++++ DATA ROWS

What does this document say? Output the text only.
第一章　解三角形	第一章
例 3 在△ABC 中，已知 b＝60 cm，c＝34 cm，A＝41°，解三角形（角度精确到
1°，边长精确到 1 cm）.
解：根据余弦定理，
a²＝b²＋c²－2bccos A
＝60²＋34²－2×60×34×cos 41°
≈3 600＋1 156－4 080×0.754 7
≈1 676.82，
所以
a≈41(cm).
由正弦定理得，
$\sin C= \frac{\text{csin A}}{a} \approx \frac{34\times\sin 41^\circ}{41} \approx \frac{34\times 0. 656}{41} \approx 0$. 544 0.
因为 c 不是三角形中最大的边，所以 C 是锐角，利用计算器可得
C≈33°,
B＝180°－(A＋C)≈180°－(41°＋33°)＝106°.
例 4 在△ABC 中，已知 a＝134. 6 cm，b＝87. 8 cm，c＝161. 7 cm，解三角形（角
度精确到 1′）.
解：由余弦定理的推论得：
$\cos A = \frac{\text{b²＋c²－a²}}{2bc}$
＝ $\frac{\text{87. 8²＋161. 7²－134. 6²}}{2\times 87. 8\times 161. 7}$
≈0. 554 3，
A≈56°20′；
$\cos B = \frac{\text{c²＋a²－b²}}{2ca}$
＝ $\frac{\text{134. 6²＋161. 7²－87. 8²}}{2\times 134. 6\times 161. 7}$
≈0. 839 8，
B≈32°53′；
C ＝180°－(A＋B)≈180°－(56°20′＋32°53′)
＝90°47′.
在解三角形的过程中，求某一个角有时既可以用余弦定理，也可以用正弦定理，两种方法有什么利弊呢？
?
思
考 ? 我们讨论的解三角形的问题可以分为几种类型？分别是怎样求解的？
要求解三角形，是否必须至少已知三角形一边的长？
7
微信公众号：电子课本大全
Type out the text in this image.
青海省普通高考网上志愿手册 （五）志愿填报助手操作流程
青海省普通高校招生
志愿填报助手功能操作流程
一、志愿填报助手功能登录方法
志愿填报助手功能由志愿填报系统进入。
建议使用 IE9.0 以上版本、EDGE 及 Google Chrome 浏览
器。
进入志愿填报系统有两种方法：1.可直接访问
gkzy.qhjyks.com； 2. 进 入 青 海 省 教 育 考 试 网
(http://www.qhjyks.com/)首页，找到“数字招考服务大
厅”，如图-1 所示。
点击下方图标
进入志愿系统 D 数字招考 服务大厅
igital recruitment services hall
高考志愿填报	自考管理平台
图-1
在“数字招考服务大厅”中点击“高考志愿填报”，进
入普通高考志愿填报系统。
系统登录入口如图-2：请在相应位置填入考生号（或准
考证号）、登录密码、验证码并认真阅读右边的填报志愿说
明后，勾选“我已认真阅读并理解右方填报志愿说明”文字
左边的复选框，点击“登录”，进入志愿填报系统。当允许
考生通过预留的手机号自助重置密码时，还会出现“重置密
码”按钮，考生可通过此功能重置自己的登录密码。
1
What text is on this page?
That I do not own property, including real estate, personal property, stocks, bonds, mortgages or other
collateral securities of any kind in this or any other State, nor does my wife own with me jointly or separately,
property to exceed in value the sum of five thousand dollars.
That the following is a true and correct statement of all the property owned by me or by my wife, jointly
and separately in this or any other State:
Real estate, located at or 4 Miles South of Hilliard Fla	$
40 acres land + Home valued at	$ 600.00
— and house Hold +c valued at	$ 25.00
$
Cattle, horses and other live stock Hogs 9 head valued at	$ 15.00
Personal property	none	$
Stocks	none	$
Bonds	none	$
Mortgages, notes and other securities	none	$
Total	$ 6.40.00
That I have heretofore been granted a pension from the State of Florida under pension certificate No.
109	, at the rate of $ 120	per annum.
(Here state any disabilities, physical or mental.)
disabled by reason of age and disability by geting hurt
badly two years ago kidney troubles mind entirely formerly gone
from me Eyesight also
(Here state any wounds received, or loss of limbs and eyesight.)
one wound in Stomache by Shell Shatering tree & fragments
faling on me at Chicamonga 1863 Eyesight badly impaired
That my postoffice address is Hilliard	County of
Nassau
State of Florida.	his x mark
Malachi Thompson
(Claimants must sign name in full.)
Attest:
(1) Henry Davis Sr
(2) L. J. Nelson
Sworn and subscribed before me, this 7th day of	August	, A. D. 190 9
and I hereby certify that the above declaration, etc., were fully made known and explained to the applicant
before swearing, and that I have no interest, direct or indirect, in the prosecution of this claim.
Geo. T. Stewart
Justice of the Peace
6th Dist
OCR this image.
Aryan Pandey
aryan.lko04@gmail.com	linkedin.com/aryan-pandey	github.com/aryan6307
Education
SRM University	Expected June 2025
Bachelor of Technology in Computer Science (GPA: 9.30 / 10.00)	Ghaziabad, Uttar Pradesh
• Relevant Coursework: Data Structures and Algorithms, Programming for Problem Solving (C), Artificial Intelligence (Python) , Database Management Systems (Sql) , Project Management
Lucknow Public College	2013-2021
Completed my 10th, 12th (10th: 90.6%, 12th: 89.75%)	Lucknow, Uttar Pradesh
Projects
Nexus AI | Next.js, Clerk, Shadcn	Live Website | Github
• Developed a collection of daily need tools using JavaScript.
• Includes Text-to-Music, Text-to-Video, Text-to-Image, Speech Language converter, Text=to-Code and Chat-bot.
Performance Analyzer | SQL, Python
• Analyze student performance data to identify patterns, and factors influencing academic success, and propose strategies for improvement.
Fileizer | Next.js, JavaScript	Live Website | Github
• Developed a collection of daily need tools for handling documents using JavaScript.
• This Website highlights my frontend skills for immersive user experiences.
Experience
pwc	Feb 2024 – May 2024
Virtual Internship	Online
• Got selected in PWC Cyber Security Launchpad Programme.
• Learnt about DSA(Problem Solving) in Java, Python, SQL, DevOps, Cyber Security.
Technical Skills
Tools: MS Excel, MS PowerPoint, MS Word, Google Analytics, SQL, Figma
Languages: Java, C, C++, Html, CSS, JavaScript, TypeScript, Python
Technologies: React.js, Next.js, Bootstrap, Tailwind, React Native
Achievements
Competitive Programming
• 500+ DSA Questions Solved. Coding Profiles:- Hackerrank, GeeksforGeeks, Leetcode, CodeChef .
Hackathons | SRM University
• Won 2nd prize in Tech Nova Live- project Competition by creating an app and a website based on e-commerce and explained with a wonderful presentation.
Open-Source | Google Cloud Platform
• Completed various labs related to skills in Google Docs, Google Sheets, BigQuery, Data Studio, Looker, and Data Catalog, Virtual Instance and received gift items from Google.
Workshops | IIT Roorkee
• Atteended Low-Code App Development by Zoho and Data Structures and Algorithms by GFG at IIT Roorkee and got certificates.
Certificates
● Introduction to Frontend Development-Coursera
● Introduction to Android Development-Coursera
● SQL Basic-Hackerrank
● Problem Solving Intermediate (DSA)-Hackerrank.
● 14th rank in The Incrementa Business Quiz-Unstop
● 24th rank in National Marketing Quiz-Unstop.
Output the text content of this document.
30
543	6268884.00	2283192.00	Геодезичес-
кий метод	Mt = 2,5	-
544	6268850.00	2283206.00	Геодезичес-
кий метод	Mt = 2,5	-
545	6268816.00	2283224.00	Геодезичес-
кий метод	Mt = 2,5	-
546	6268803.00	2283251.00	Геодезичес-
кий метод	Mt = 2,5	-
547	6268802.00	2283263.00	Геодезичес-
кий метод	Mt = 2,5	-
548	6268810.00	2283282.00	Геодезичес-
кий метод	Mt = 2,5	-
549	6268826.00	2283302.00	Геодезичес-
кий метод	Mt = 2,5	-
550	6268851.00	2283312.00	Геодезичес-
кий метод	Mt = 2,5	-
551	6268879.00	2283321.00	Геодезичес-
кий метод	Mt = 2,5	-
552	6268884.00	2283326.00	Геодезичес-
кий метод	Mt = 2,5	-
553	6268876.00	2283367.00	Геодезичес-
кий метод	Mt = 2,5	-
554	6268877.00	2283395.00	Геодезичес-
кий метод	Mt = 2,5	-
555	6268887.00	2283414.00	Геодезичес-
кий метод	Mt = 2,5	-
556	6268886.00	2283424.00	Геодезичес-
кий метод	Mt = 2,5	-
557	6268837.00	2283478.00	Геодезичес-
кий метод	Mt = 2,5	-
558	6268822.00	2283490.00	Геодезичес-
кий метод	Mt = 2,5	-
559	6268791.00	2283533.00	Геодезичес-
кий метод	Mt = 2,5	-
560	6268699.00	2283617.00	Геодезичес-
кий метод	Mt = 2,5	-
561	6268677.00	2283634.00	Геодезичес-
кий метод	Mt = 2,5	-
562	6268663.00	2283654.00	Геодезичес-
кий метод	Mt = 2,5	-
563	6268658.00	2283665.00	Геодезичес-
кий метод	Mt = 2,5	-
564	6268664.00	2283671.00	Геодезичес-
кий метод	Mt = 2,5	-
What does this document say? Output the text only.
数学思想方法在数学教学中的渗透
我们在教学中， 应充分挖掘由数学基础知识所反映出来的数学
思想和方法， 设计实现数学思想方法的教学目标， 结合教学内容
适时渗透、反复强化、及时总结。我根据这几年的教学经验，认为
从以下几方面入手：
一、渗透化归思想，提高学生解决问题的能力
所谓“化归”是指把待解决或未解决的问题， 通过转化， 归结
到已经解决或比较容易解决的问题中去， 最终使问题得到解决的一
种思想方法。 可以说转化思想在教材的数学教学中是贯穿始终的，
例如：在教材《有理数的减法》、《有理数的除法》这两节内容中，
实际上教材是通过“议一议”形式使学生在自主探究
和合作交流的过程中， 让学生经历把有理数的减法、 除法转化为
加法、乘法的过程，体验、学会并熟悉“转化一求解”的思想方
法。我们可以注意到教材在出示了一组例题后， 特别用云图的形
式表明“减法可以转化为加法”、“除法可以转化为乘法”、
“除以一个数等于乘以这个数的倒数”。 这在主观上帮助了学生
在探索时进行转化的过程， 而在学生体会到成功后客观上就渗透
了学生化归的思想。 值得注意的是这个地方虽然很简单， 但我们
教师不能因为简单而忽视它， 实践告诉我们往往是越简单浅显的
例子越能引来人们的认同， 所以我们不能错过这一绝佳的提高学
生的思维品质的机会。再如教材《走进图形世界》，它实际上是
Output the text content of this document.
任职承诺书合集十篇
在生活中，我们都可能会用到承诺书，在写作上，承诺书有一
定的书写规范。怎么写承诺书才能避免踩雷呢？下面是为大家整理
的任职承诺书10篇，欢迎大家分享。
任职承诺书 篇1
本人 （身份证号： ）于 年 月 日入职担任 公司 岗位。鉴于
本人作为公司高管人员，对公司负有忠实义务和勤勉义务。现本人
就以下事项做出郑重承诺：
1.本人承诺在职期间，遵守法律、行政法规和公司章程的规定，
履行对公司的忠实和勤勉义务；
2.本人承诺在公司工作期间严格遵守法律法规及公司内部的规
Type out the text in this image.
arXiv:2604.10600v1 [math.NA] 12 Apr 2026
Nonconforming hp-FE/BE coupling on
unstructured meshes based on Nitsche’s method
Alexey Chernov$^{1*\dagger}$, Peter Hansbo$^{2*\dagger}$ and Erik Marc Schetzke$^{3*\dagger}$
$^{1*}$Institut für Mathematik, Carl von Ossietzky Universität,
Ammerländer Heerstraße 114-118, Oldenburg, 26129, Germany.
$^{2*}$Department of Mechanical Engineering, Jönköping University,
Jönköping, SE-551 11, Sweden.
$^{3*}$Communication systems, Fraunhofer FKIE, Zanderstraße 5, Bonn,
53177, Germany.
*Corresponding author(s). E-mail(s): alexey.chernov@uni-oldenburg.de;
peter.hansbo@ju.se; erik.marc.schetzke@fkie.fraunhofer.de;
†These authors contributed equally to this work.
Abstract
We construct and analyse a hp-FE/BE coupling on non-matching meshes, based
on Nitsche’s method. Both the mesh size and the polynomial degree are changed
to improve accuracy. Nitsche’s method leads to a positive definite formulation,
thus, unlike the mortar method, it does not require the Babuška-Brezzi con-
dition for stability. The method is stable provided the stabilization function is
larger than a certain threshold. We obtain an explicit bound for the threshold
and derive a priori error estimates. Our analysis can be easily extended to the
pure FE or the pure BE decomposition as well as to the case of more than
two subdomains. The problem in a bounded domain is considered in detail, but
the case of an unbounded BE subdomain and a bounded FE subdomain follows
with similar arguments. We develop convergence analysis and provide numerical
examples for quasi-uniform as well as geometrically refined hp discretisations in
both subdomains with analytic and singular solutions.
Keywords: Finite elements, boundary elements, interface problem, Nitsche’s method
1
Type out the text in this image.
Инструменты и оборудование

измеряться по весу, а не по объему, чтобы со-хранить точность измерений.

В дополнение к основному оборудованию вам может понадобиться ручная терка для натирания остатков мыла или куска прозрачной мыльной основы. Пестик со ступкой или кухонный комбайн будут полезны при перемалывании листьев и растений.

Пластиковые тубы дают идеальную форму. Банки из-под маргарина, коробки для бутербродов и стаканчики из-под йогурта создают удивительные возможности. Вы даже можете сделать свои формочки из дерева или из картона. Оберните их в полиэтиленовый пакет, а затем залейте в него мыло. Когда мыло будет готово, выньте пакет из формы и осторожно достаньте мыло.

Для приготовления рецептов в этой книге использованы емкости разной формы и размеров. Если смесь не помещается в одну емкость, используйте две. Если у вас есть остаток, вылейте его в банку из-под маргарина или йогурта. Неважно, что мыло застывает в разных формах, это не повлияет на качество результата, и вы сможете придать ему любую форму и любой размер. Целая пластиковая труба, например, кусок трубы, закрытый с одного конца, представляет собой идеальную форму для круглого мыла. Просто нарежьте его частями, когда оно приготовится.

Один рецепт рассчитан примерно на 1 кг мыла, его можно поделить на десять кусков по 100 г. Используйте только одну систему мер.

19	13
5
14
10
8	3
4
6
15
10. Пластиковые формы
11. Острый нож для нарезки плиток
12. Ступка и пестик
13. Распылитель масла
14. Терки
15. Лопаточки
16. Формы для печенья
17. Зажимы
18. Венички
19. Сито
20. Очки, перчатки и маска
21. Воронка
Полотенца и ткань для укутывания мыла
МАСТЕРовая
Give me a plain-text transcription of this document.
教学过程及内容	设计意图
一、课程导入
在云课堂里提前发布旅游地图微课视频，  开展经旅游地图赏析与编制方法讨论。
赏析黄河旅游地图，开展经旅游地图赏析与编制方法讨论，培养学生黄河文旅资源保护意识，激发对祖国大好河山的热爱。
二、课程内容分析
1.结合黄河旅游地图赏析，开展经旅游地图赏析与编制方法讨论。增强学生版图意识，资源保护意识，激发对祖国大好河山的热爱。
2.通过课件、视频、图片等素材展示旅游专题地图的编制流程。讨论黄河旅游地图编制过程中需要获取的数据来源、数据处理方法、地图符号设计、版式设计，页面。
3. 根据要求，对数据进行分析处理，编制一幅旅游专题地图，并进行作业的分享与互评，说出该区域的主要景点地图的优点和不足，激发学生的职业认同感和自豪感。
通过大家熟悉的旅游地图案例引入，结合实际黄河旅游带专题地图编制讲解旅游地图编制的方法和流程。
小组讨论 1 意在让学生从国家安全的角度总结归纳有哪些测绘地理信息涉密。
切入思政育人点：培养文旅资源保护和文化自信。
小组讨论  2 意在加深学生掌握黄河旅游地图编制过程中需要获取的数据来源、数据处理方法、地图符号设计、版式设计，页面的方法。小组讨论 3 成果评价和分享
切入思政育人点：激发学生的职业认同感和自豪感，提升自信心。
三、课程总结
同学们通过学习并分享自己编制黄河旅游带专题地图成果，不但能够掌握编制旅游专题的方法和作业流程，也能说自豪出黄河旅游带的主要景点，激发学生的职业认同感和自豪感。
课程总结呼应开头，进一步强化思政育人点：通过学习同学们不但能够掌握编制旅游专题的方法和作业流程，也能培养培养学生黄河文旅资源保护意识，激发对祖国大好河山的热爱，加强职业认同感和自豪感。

++++++++

:: YOUR GOAL ::
Count the lines of the data that contain the string "received", and reply with that number alone.

:: ANSWER TO THIS EXERCISE ::
2